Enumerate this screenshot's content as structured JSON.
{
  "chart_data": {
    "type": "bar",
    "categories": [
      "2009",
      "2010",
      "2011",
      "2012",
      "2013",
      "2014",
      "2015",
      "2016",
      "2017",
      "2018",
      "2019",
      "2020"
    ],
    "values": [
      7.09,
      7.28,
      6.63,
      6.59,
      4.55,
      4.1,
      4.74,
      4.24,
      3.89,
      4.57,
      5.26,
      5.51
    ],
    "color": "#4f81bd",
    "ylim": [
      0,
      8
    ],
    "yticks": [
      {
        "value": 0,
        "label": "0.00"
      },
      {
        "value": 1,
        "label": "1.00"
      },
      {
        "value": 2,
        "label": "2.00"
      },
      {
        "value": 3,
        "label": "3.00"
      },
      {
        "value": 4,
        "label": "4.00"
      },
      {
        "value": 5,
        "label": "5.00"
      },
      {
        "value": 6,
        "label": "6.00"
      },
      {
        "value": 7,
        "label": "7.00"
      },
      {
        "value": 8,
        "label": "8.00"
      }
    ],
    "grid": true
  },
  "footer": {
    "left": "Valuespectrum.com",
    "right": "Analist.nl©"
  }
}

::::::::

* _Prompt_: Using the exact wording, write out all of the records.

* _Task result_:
Enumerate this screenshot's content as structured JSON.
{
  "chart_data": {
    "type": "bar",
    "categories": [
      "2009",
      "2010",
      "2011",
      "2012",
      "2013",
      "2014",
      "2015",
      "2016",
      "2017",
      "2018",
      "2019",
      "2020"
    ],
    "values": [
      7.09,
      7.28,
      6.63,
      6.59,
      4.55,
      4.1,
      4.74,
      4.24,
      3.89,
      4.57,
      5.26,
      5.51
    ],
    "color": "#4f81bd",
    "ylim": [
      0,
      8
    ],
    "yticks": [
      {
        "value": 0,
        "label": "0.00"
      },
      {
        "value": 1,
        "label": "1.00"
      },
      {
        "value": 2,
        "label": "2.00"
      },
      {
        "value": 3,
        "label": "3.00"
      },
      {
        "value": 4,
        "label": "4.00"
      },
      {
        "value": 5,
        "label": "5.00"
      },
      {
        "value": 6,
        "label": "6.00"
      },
      {
        "value": 7,
        "label": "7.00"
      },
      {
        "value": 8,
        "label": "8.00"
      }
    ],
    "grid": true
  },
  "footer": {
    "left": "Valuespectrum.com",
    "right": "Analist.nl©"
  }
}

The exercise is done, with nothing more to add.